[Records from a dataset]
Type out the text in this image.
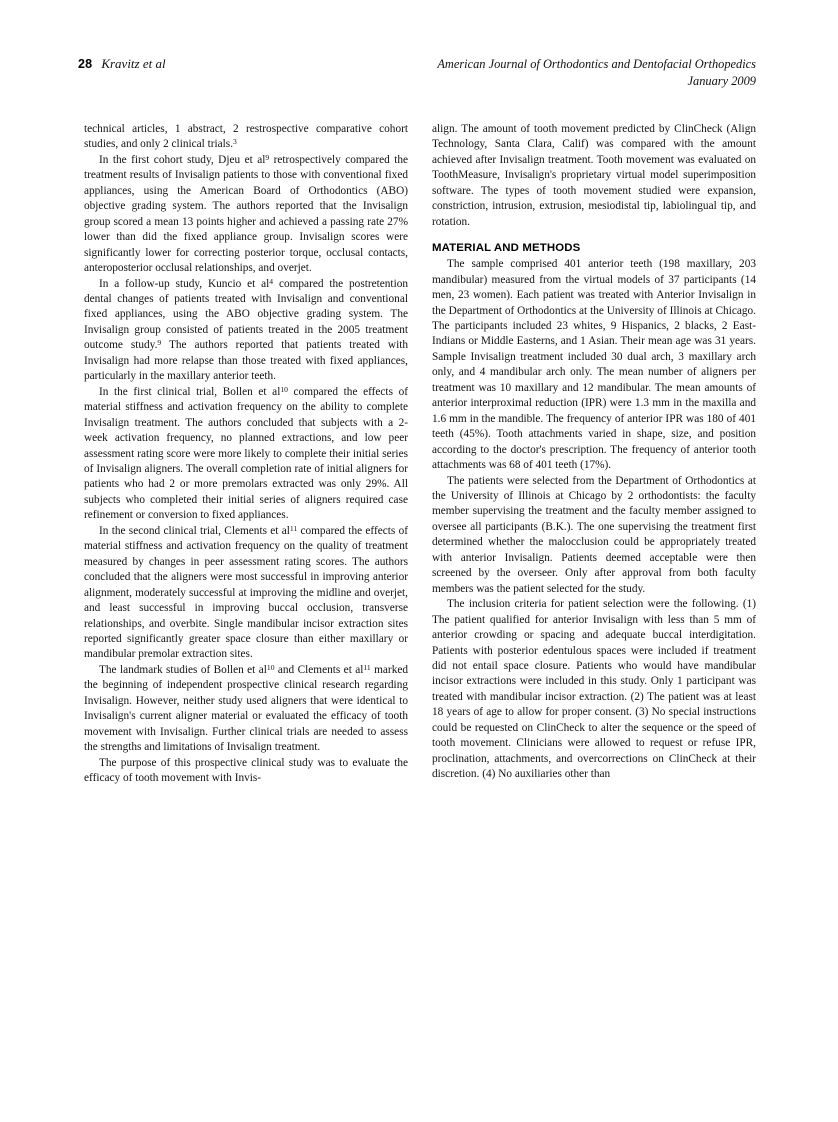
28 Kravitz et al	American Journal of Orthodontics and Dentofacial Orthopedics
January 2009

technical articles, 1 abstract, 2 restrospective comparative cohort studies, and only 2 clinical trials.$^3$

In the first cohort study, Djeu et $al^9$ retrospectively compared the treatment results of Invisalign patients to those with conventional fixed appliances, using the American Board of Orthodontics (ABO) objective grading system. The authors reported that the Invisalign group scored a mean 13 points higher and achieved a passing rate 27% lower than did the fixed appliance group. Invisalign scores were significantly lower for correcting posterior torque, occlusal contacts, anteroposterior occlusal relationships, and overjet.

In a follow-up study, Kuncio et $al^4$ compared the postretention dental changes of patients treated with Invisalign and conventional fixed appliances, using the ABO objective grading system. The Invisalign group consisted of patients treated in the 2005 treatment outcome study.$^9$ The authors reported that patients treated with Invisalign had more relapse than those treated with fixed appliances, particularly in the maxillary anterior teeth.

In the first clinical trial, Bollen et $al^{10}$ compared the effects of material stiffness and activation frequency on the ability to complete Invisalign treatment. The authors concluded that subjects with a 2-week activation frequency, no planned extractions, and low peer assessment rating score were more likely to complete their initial series of Invisalign aligners. The overall completion rate of initial aligners for patients who had 2 or more premolars extracted was only 29%. All subjects who completed their initial series of aligners required case refinement or conversion to fixed appliances.

In the second clinical trial, Clements et $al^{11}$ compared the effects of material stiffness and activation frequency on the quality of treatment measured by changes in peer assessment rating scores. The authors concluded that the aligners were most successful in improving anterior alignment, moderately successful at improving the midline and overjet, and least successful in improving buccal occlusion, transverse relationships, and overbite. Single mandibular incisor extraction sites reported significantly greater space closure than either maxillary or mandibular premolar extraction sites.

The landmark studies of Bollen et $al^{10}$ and Clements et $al^{11}$ marked the beginning of independent prospective clinical research regarding Invisalign. However, neither study used aligners that were identical to Invisalign's current aligner material or evaluated the efficacy of tooth movement with Invisalign. Further clinical trials are needed to assess the strengths and limitations of Invisalign treatment.

The purpose of this prospective clinical study was to evaluate the efficacy of tooth movement with Invis-

align. The amount of tooth movement predicted by ClinCheck (Align Technology, Santa Clara, Calif) was compared with the amount achieved after Invisalign treatment. Tooth movement was evaluated on ToothMeasure, Invisalign's proprietary virtual model superimposition software. The types of tooth movement studied were expansion, constriction, intrusion, extrusion, mesiodistal tip, labiolingual tip, and rotation.

MATERIAL AND METHODS

The sample comprised 401 anterior teeth (198 maxillary, 203 mandibular) measured from the virtual models of 37 participants (14 men, 23 women). Each patient was treated with Anterior Invisalign in the Department of Orthodontics at the University of Illinois at Chicago. The participants included 23 whites, 9 Hispanics, 2 blacks, 2 East-Indians or Middle Easterns, and 1 Asian. Their mean age was 31 years. Sample Invisalign treatment included 30 dual arch, 3 maxillary arch only, and 4 mandibular arch only. The mean number of aligners per treatment was 10 maxillary and 12 mandibular. The mean amounts of anterior interproximal reduction (IPR) were 1.3 mm in the maxilla and 1.6 mm in the mandible. The frequency of anterior IPR was 180 of 401 teeth (45%). Tooth attachments varied in shape, size, and position according to the doctor's prescription. The frequency of anterior tooth attachments was 68 of 401 teeth (17%).

The patients were selected from the Department of Orthodontics at the University of Illinois at Chicago by 2 orthodontists: the faculty member supervising the treatment and the faculty member assigned to oversee all participants (B.K.). The one supervising the treatment first determined whether the malocclusion could be appropriately treated with anterior Invisalign. Patients deemed acceptable were then screened by the overseer. Only after approval from both faculty members was the patient selected for the study.

The inclusion criteria for patient selection were the following. (1) The patient qualified for anterior Invisalign with less than 5 mm of anterior crowding or spacing and adequate buccal interdigitation. Patients with posterior edentulous spaces were included if treatment did not entail space closure. Patients who would have mandibular incisor extractions were included in this study. Only 1 participant was treated with mandibular incisor extraction. (2) The patient was at least 18 years of age to allow for proper consent. (3) No special instructions could be requested on ClinCheck to alter the sequence or the speed of tooth movement. Clinicians were allowed to request or refuse IPR, proclination, attachments, and overcorrections on ClinCheck at their discretion. (4) No auxiliaries other than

● TASK
In the copy, leave out the pictures and restate the records exactly.

● SOLUTION TO THE PROBLEM
Type out the text in this image.
28 Kravitz et al	American Journal of Orthodontics and Dentofacial Orthopedics
January 2009

technical articles, 1 abstract, 2 restrospective comparative cohort studies, and only 2 clinical trials.$^3$

In the first cohort study, Djeu et $al^9$ retrospectively compared the treatment results of Invisalign patients to those with conventional fixed appliances, using the American Board of Orthodontics (ABO) objective grading system. The authors reported that the Invisalign group scored a mean 13 points higher and achieved a passing rate 27% lower than did the fixed appliance group. Invisalign scores were significantly lower for correcting posterior torque, occlusal contacts, anteroposterior occlusal relationships, and overjet.

In a follow-up study, Kuncio et $al^4$ compared the postretention dental changes of patients treated with Invisalign and conventional fixed appliances, using the ABO objective grading system. The Invisalign group consisted of patients treated in the 2005 treatment outcome study.$^9$ The authors reported that patients treated with Invisalign had more relapse than those treated with fixed appliances, particularly in the maxillary anterior teeth.

In the first clinical trial, Bollen et $al^{10}$ compared the effects of material stiffness and activation frequency on the ability to complete Invisalign treatment. The authors concluded that subjects with a 2-week activation frequency, no planned extractions, and low peer assessment rating score were more likely to complete their initial series of Invisalign aligners. The overall completion rate of initial aligners for patients who had 2 or more premolars extracted was only 29%. All subjects who completed their initial series of aligners required case refinement or conversion to fixed appliances.

In the second clinical trial, Clements et $al^{11}$ compared the effects of material stiffness and activation frequency on the quality of treatment measured by changes in peer assessment rating scores. The authors concluded that the aligners were most successful in improving anterior alignment, moderately successful at improving the midline and overjet, and least successful in improving buccal occlusion, transverse relationships, and overbite. Single mandibular incisor extraction sites reported significantly greater space closure than either maxillary or mandibular premolar extraction sites.

The landmark studies of Bollen et $al^{10}$ and Clements et $al^{11}$ marked the beginning of independent prospective clinical research regarding Invisalign. However, neither study used aligners that were identical to Invisalign's current aligner material or evaluated the efficacy of tooth movement with Invisalign. Further clinical trials are needed to assess the strengths and limitations of Invisalign treatment.

The purpose of this prospective clinical study was to evaluate the efficacy of tooth movement with Invis-

align. The amount of tooth movement predicted by ClinCheck (Align Technology, Santa Clara, Calif) was compared with the amount achieved after Invisalign treatment. Tooth movement was evaluated on ToothMeasure, Invisalign's proprietary virtual model superimposition software. The types of tooth movement studied were expansion, constriction, intrusion, extrusion, mesiodistal tip, labiolingual tip, and rotation.

MATERIAL AND METHODS

The sample comprised 401 anterior teeth (198 maxillary, 203 mandibular) measured from the virtual models of 37 participants (14 men, 23 women). Each patient was treated with Anterior Invisalign in the Department of Orthodontics at the University of Illinois at Chicago. The participants included 23 whites, 9 Hispanics, 2 blacks, 2 East-Indians or Middle Easterns, and 1 Asian. Their mean age was 31 years. Sample Invisalign treatment included 30 dual arch, 3 maxillary arch only, and 4 mandibular arch only. The mean number of aligners per treatment was 10 maxillary and 12 mandibular. The mean amounts of anterior interproximal reduction (IPR) were 1.3 mm in the maxilla and 1.6 mm in the mandible. The frequency of anterior IPR was 180 of 401 teeth (45%). Tooth attachments varied in shape, size, and position according to the doctor's prescription. The frequency of anterior tooth attachments was 68 of 401 teeth (17%).

The patients were selected from the Department of Orthodontics at the University of Illinois at Chicago by 2 orthodontists: the faculty member supervising the treatment and the faculty member assigned to oversee all participants (B.K.). The one supervising the treatment first determined whether the malocclusion could be appropriately treated with anterior Invisalign. Patients deemed acceptable were then screened by the overseer. Only after approval from both faculty members was the patient selected for the study.

The inclusion criteria for patient selection were the following. (1) The patient qualified for anterior Invisalign with less than 5 mm of anterior crowding or spacing and adequate buccal interdigitation. Patients with posterior edentulous spaces were included if treatment did not entail space closure. Patients who would have mandibular incisor extractions were included in this study. Only 1 participant was treated with mandibular incisor extraction. (2) The patient was at least 18 years of age to allow for proper consent. (3) No special instructions could be requested on ClinCheck to alter the sequence or the speed of tooth movement. Clinicians were allowed to request or refuse IPR, proclination, attachments, and overcorrections on ClinCheck at their discretion. (4) No auxiliaries other than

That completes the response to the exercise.